WHAT NEEDS TO BE DONE
Report every line in the listing below where the string "title" shows up.

Dataset rows
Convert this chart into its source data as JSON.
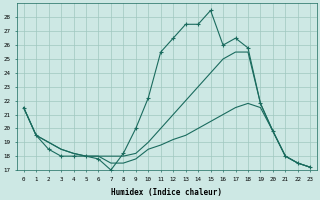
{
  "xlabel": "Humidex (Indice chaleur)",
  "background_color": "#cde8e4",
  "grid_color": "#a0c8c0",
  "line_color": "#1a6b5e",
  "xlim": [
    -0.5,
    23.5
  ],
  "ylim": [
    17,
    29
  ],
  "yticks": [
    17,
    18,
    19,
    20,
    21,
    22,
    23,
    24,
    25,
    26,
    27,
    28
  ],
  "xticks": [
    0,
    1,
    2,
    3,
    4,
    5,
    6,
    7,
    8,
    9,
    10,
    11,
    12,
    13,
    14,
    15,
    16,
    17,
    18,
    19,
    20,
    21,
    22,
    23
  ],
  "series1_x": [
    0,
    1,
    2,
    3,
    4,
    5,
    6,
    7,
    8,
    9,
    10,
    11,
    12,
    13,
    14,
    15,
    16,
    17,
    18,
    19,
    20,
    21,
    22,
    23
  ],
  "series1_y": [
    21.5,
    19.5,
    18.5,
    18.0,
    18.0,
    18.0,
    17.8,
    17.0,
    18.2,
    20.0,
    22.2,
    25.5,
    26.5,
    27.5,
    27.5,
    28.5,
    26.0,
    26.5,
    25.8,
    21.8,
    19.8,
    18.0,
    17.5,
    17.2
  ],
  "series2_x": [
    0,
    1,
    2,
    3,
    4,
    5,
    6,
    7,
    8,
    9,
    10,
    11,
    12,
    13,
    14,
    15,
    16,
    17,
    18,
    19,
    20,
    21,
    22,
    23
  ],
  "series2_y": [
    21.5,
    19.5,
    19.0,
    18.5,
    18.2,
    18.0,
    18.0,
    18.0,
    18.0,
    18.2,
    19.0,
    20.0,
    21.0,
    22.0,
    23.0,
    24.0,
    25.0,
    25.5,
    25.5,
    21.8,
    19.8,
    18.0,
    17.5,
    17.2
  ],
  "series3_x": [
    0,
    1,
    2,
    3,
    4,
    5,
    6,
    7,
    8,
    9,
    10,
    11,
    12,
    13,
    14,
    15,
    16,
    17,
    18,
    19,
    20,
    21,
    22,
    23
  ],
  "series3_y": [
    21.5,
    19.5,
    19.0,
    18.5,
    18.2,
    18.0,
    18.0,
    17.5,
    17.5,
    17.8,
    18.5,
    18.8,
    19.2,
    19.5,
    20.0,
    20.5,
    21.0,
    21.5,
    21.8,
    21.5,
    19.8,
    18.0,
    17.5,
    17.2
  ]
}
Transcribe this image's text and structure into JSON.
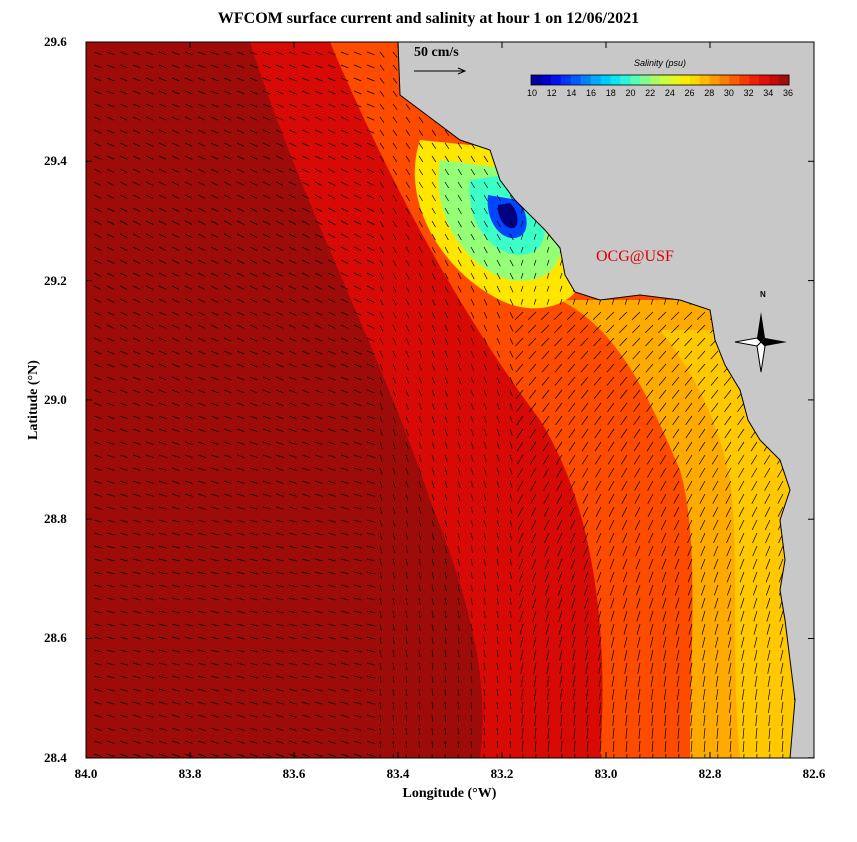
{
  "title": "WFCOM surface current and salinity at hour 1 on 12/06/2021",
  "xlabel": "Longitude (°W)",
  "ylabel": "Latitude (°N)",
  "x_ticks": [
    "84.0",
    "83.8",
    "83.6",
    "83.4",
    "83.2",
    "83.0",
    "82.8",
    "82.6"
  ],
  "y_ticks": [
    "29.6",
    "29.4",
    "29.2",
    "29.0",
    "28.8",
    "28.6",
    "28.4"
  ],
  "scale_label": "50 cm/s",
  "watermark": "OCG@USF",
  "north_label": "N",
  "colorbar": {
    "title": "Salinity (psu)",
    "ticks": [
      "10",
      "12",
      "14",
      "16",
      "18",
      "20",
      "22",
      "24",
      "26",
      "28",
      "30",
      "32",
      "34",
      "36"
    ],
    "min": 10,
    "max": 36
  },
  "colors": {
    "land": "#c8c8c8",
    "open_water": "#9e0c0a",
    "watermark": "#e00000"
  },
  "chart_data": {
    "type": "heatmap",
    "variable": "salinity",
    "units": "psu",
    "x_range": [
      84.0,
      82.6
    ],
    "y_range": [
      28.4,
      29.6
    ],
    "regions": [
      {
        "salinity": 36,
        "desc": "offshore western half"
      },
      {
        "salinity": 34,
        "desc": "mid shelf"
      },
      {
        "salinity": 31,
        "desc": "inner shelf"
      },
      {
        "salinity": 28,
        "desc": "near coast south"
      },
      {
        "salinity": 26,
        "desc": "plume edge"
      },
      {
        "salinity": 20,
        "desc": "river plume"
      },
      {
        "salinity": 10,
        "desc": "plume core"
      }
    ],
    "vectors": "surface current arrows, scale 50 cm/s"
  }
}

THE SOLUTION
  "title": "WFCOM surface current and salinity at hour 1 on 12/06/2021",
    "title": "Salinity (psu)",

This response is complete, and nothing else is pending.